---------- DATASET RECORDS ----------
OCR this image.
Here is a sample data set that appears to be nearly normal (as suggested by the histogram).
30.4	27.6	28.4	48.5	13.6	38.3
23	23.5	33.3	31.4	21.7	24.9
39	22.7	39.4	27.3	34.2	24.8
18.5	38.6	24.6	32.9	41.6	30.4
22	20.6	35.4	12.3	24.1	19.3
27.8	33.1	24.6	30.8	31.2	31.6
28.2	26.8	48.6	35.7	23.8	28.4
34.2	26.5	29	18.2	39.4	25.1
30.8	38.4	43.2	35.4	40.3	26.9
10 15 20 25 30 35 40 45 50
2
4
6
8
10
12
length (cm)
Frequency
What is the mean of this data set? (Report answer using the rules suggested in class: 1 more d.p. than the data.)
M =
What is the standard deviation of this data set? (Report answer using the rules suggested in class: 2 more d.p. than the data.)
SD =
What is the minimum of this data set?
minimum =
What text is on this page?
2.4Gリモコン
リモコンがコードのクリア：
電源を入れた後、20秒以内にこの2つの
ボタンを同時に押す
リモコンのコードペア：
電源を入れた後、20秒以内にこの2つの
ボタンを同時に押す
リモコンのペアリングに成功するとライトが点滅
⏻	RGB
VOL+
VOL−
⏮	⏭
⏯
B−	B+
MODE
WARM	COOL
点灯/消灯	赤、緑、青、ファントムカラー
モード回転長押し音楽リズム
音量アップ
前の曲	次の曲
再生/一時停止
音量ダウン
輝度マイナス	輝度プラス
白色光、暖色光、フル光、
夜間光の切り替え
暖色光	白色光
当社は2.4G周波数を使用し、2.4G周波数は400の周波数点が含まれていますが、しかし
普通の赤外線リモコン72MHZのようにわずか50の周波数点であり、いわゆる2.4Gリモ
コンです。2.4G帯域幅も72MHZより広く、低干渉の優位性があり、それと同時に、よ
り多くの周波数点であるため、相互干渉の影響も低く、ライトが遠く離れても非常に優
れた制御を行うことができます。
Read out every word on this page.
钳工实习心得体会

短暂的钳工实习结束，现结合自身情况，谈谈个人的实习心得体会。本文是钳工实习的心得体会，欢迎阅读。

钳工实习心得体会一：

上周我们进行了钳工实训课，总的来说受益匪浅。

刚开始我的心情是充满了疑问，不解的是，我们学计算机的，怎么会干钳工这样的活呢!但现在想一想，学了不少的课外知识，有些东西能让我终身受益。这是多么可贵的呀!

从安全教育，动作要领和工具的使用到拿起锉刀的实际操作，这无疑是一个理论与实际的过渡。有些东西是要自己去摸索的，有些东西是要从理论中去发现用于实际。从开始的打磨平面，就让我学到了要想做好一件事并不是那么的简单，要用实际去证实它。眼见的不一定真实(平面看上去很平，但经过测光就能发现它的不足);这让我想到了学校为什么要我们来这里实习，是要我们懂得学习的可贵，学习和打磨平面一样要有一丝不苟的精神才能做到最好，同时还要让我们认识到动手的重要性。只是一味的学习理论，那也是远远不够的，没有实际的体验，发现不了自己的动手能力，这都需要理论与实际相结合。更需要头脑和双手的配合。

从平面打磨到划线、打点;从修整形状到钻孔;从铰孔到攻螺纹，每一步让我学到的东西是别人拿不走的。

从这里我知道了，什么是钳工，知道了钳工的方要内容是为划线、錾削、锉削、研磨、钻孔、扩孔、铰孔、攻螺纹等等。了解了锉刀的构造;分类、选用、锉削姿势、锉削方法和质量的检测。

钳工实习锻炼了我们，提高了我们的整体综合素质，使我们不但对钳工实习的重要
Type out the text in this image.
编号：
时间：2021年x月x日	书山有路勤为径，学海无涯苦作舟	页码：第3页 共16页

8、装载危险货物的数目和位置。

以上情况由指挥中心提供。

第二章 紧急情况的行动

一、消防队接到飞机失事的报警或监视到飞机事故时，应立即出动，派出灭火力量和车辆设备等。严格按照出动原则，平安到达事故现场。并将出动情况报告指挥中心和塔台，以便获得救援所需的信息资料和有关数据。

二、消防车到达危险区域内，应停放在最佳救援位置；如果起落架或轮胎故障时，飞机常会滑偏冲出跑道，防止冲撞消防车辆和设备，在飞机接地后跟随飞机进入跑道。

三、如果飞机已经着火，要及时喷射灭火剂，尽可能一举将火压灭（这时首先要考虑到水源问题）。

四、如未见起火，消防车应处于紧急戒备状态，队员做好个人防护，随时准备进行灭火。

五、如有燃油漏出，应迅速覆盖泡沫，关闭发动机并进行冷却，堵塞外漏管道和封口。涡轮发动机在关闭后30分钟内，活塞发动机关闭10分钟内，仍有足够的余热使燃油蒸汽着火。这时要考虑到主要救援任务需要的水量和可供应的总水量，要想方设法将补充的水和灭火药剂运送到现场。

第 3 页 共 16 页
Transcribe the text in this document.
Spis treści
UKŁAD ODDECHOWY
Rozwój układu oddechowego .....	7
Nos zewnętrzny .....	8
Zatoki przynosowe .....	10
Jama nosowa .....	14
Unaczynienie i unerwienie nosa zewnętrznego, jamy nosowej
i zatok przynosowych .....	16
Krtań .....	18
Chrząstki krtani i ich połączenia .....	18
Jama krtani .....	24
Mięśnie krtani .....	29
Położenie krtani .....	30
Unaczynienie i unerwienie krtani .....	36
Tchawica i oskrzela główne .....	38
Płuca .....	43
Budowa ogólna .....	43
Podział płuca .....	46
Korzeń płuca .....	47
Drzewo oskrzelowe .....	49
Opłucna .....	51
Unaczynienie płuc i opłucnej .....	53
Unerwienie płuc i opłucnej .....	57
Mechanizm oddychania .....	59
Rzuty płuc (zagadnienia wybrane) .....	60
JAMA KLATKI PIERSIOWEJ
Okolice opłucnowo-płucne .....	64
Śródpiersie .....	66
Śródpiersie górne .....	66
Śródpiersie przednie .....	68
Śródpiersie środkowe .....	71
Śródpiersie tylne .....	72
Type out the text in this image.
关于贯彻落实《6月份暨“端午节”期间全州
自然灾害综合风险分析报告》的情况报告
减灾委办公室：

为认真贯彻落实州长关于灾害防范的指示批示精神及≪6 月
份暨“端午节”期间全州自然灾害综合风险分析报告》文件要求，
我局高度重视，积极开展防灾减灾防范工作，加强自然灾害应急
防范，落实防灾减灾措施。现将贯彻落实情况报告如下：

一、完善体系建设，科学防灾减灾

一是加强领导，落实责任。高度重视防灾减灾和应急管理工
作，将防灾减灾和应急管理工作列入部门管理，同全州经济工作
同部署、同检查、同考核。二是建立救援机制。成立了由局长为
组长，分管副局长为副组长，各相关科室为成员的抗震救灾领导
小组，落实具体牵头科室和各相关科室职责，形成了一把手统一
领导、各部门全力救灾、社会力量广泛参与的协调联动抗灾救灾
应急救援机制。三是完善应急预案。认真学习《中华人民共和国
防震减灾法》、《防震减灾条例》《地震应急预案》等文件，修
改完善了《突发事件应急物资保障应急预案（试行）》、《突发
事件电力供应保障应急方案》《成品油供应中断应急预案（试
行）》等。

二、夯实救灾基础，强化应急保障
----------
* [WHAT IS EXPECTED]
Find every line that holds "page" and copy it.

* [FULL RESPONSE]
What text is on this page?
Read out every word on this page.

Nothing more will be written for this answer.